Set problem =>
Each entry below should be returned exactly as is, with the pictures removed.

Items =>

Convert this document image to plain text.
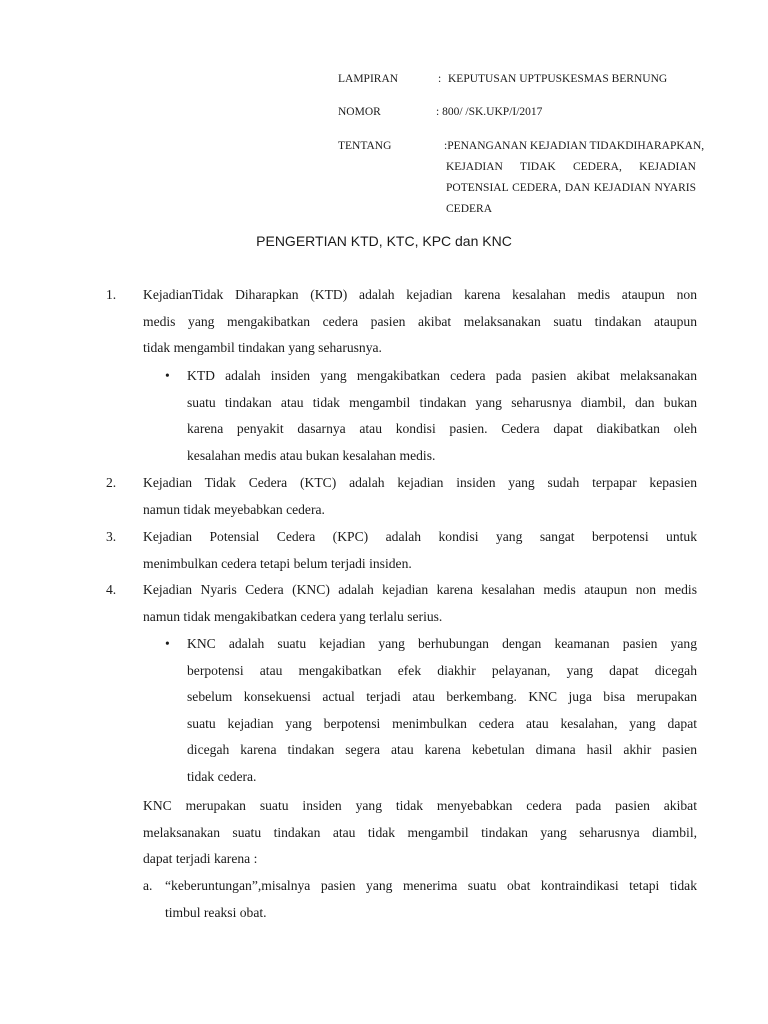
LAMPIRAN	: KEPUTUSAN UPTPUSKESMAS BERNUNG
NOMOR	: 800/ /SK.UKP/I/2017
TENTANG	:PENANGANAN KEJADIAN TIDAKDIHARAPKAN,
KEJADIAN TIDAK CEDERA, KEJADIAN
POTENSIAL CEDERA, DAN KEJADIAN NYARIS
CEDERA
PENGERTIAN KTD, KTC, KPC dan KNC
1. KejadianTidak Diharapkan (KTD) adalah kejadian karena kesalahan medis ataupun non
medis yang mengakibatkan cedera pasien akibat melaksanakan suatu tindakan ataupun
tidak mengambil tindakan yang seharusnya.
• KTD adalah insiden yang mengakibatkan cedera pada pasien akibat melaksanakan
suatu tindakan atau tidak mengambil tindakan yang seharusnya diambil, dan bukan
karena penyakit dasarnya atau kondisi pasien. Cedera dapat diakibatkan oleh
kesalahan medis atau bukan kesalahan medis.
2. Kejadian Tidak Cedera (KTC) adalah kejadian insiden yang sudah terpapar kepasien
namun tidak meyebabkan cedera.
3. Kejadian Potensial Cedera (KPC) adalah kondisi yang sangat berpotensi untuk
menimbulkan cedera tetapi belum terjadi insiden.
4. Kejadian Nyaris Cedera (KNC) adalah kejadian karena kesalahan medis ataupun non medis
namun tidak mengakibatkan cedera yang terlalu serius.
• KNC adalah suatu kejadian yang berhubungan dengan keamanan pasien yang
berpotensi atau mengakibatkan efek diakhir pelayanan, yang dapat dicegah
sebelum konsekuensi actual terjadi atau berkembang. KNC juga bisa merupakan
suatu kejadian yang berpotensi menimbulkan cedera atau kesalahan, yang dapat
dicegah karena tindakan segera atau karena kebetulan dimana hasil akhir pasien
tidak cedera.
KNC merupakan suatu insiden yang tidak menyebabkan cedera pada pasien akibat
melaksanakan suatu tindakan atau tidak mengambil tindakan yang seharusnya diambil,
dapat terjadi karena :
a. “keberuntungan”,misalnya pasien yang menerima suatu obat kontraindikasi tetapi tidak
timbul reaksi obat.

Answer to this problem =>
Convert this document image to plain text.
LAMPIRAN	: KEPUTUSAN UPTPUSKESMAS BERNUNG
NOMOR	: 800/ /SK.UKP/I/2017
TENTANG	:PENANGANAN KEJADIAN TIDAKDIHARAPKAN,
KEJADIAN TIDAK CEDERA, KEJADIAN
POTENSIAL CEDERA, DAN KEJADIAN NYARIS
CEDERA
PENGERTIAN KTD, KTC, KPC dan KNC
1. KejadianTidak Diharapkan (KTD) adalah kejadian karena kesalahan medis ataupun non
medis yang mengakibatkan cedera pasien akibat melaksanakan suatu tindakan ataupun
tidak mengambil tindakan yang seharusnya.
• KTD adalah insiden yang mengakibatkan cedera pada pasien akibat melaksanakan
suatu tindakan atau tidak mengambil tindakan yang seharusnya diambil, dan bukan
karena penyakit dasarnya atau kondisi pasien. Cedera dapat diakibatkan oleh
kesalahan medis atau bukan kesalahan medis.
2. Kejadian Tidak Cedera (KTC) adalah kejadian insiden yang sudah terpapar kepasien
namun tidak meyebabkan cedera.
3. Kejadian Potensial Cedera (KPC) adalah kondisi yang sangat berpotensi untuk
menimbulkan cedera tetapi belum terjadi insiden.
4. Kejadian Nyaris Cedera (KNC) adalah kejadian karena kesalahan medis ataupun non medis
namun tidak mengakibatkan cedera yang terlalu serius.
• KNC adalah suatu kejadian yang berhubungan dengan keamanan pasien yang
berpotensi atau mengakibatkan efek diakhir pelayanan, yang dapat dicegah
sebelum konsekuensi actual terjadi atau berkembang. KNC juga bisa merupakan
suatu kejadian yang berpotensi menimbulkan cedera atau kesalahan, yang dapat
dicegah karena tindakan segera atau karena kebetulan dimana hasil akhir pasien
tidak cedera.
KNC merupakan suatu insiden yang tidak menyebabkan cedera pada pasien akibat
melaksanakan suatu tindakan atau tidak mengambil tindakan yang seharusnya diambil,
dapat terjadi karena :
a. “keberuntungan”,misalnya pasien yang menerima suatu obat kontraindikasi tetapi tidak
timbul reaksi obat.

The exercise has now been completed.